**EXERCISE MATERIALS**
╭──

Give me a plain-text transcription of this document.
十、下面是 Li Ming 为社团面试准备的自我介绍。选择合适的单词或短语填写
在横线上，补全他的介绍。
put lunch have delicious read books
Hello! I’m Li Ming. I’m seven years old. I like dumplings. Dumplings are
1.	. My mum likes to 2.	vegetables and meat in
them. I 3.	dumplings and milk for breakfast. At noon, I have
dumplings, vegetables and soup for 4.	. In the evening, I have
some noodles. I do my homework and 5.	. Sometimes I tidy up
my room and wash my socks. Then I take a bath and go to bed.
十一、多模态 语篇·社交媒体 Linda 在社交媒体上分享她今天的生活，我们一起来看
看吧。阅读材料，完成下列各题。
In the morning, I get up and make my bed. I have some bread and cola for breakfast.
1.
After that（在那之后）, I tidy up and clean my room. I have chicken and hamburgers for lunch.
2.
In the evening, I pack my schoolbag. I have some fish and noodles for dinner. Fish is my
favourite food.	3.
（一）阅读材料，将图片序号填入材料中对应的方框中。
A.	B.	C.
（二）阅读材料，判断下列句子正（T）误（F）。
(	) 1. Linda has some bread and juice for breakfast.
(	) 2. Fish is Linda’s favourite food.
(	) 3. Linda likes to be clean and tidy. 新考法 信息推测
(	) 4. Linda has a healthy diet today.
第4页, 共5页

╰──

Write an exact transcription of every entry above.

Give me a plain-text transcription of this document.
十、下面是 Li Ming 为社团面试准备的自我介绍。选择合适的单词或短语填写
在横线上，补全他的介绍。
put lunch have delicious read books
Hello! I’m Li Ming. I’m seven years old. I like dumplings. Dumplings are
1.	. My mum likes to 2.	vegetables and meat in
them. I 3.	dumplings and milk for breakfast. At noon, I have
dumplings, vegetables and soup for 4.	. In the evening, I have
some noodles. I do my homework and 5.	. Sometimes I tidy up
my room and wash my socks. Then I take a bath and go to bed.
十一、多模态 语篇·社交媒体 Linda 在社交媒体上分享她今天的生活，我们一起来看
看吧。阅读材料，完成下列各题。
In the morning, I get up and make my bed. I have some bread and cola for breakfast.
1.
After that（在那之后）, I tidy up and clean my room. I have chicken and hamburgers for lunch.
2.
In the evening, I pack my schoolbag. I have some fish and noodles for dinner. Fish is my
favourite food.	3.
（一）阅读材料，将图片序号填入材料中对应的方框中。
A.	B.	C.
（二）阅读材料，判断下列句子正（T）误（F）。
(	) 1. Linda has some bread and juice for breakfast.
(	) 2. Fish is Linda’s favourite food.
(	) 3. Linda likes to be clean and tidy. 新考法 信息推测
(	) 4. Linda has a healthy diet today.
第4页, 共5页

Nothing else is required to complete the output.